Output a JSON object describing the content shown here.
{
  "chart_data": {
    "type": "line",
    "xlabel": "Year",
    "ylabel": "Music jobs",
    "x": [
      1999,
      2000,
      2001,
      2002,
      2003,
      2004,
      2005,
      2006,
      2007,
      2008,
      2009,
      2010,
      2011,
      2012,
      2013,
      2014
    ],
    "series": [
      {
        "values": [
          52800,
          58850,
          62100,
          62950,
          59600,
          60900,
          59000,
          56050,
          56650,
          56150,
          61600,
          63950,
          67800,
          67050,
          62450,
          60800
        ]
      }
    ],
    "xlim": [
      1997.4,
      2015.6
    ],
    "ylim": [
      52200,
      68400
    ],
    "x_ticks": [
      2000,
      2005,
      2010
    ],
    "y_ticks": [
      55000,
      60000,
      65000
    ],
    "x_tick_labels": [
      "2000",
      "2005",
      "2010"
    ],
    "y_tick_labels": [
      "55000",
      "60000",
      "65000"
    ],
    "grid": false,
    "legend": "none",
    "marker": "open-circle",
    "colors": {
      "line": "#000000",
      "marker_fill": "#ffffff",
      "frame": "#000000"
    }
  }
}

▶ _WHAT THE EXERCISE ASKS_
From the records above, extract everything verbatim.

▶ _THE RESULT_
Output a JSON object describing the content shown here.
{
  "chart_data": {
    "type": "line",
    "xlabel": "Year",
    "ylabel": "Music jobs",
    "x": [
      1999,
      2000,
      2001,
      2002,
      2003,
      2004,
      2005,
      2006,
      2007,
      2008,
      2009,
      2010,
      2011,
      2012,
      2013,
      2014
    ],
    "series": [
      {
        "values": [
          52800,
          58850,
          62100,
          62950,
          59600,
          60900,
          59000,
          56050,
          56650,
          56150,
          61600,
          63950,
          67800,
          67050,
          62450,
          60800
        ]
      }
    ],
    "xlim": [
      1997.4,
      2015.6
    ],
    "ylim": [
      52200,
      68400
    ],
    "x_ticks": [
      2000,
      2005,
      2010
    ],
    "y_ticks": [
      55000,
      60000,
      65000
    ],
    "x_tick_labels": [
      "2000",
      "2005",
      "2010"
    ],
    "y_tick_labels": [
      "55000",
      "60000",
      "65000"
    ],
    "grid": false,
    "legend": "none",
    "marker": "open-circle",
    "colors": {
      "line": "#000000",
      "marker_fill": "#ffffff",
      "frame": "#000000"
    }
  }
}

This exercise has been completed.